# [Do this]
Extract each line of the data below exactly as written.

# [Provided material]
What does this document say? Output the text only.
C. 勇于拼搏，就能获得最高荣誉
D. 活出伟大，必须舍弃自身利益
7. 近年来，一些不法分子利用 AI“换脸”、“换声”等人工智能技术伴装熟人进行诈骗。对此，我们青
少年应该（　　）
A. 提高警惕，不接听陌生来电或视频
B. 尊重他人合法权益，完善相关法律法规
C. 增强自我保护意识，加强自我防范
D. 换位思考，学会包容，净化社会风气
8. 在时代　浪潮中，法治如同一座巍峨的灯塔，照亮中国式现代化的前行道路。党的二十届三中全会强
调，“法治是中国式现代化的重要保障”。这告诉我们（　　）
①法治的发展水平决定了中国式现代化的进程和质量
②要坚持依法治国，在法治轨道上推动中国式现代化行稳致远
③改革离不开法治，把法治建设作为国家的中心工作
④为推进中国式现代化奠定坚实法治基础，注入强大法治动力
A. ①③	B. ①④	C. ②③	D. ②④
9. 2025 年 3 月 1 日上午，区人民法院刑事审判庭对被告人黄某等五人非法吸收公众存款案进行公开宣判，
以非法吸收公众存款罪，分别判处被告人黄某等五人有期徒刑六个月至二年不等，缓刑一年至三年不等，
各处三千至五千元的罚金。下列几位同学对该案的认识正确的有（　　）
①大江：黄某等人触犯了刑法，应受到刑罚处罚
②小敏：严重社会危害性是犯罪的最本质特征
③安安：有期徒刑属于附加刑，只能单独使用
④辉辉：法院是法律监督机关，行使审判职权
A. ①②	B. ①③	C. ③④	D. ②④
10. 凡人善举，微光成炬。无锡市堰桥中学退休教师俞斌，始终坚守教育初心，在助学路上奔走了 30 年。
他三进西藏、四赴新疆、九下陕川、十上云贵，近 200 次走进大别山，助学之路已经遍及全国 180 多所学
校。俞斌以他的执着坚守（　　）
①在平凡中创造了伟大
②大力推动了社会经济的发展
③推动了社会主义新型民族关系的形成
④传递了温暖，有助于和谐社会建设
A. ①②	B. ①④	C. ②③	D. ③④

# [Response]
What does this document say? Output the text only.
C. 勇于拼搏，就能获得最高荣誉
D. 活出伟大，必须舍弃自身利益
7. 近年来，一些不法分子利用 AI“换脸”、“换声”等人工智能技术伴装熟人进行诈骗。对此，我们青
少年应该（　　）
A. 提高警惕，不接听陌生来电或视频
B. 尊重他人合法权益，完善相关法律法规
C. 增强自我保护意识，加强自我防范
D. 换位思考，学会包容，净化社会风气
8. 在时代　浪潮中，法治如同一座巍峨的灯塔，照亮中国式现代化的前行道路。党的二十届三中全会强
调，“法治是中国式现代化的重要保障”。这告诉我们（　　）
①法治的发展水平决定了中国式现代化的进程和质量
②要坚持依法治国，在法治轨道上推动中国式现代化行稳致远
③改革离不开法治，把法治建设作为国家的中心工作
④为推进中国式现代化奠定坚实法治基础，注入强大法治动力
A. ①③	B. ①④	C. ②③	D. ②④
9. 2025 年 3 月 1 日上午，区人民法院刑事审判庭对被告人黄某等五人非法吸收公众存款案进行公开宣判，
以非法吸收公众存款罪，分别判处被告人黄某等五人有期徒刑六个月至二年不等，缓刑一年至三年不等，
各处三千至五千元的罚金。下列几位同学对该案的认识正确的有（　　）
①大江：黄某等人触犯了刑法，应受到刑罚处罚
②小敏：严重社会危害性是犯罪的最本质特征
③安安：有期徒刑属于附加刑，只能单独使用
④辉辉：法院是法律监督机关，行使审判职权
A. ①②	B. ①③	C. ③④	D. ②④
10. 凡人善举，微光成炬。无锡市堰桥中学退休教师俞斌，始终坚守教育初心，在助学路上奔走了 30 年。
他三进西藏、四赴新疆、九下陕川、十上云贵，近 200 次走进大别山，助学之路已经遍及全国 180 多所学
校。俞斌以他的执着坚守（　　）
①在平凡中创造了伟大
②大力推动了社会经济的发展
③推动了社会主义新型民族关系的形成
④传递了温暖，有助于和谐社会建设
A. ①②	B. ①④	C. ②③	D. ③④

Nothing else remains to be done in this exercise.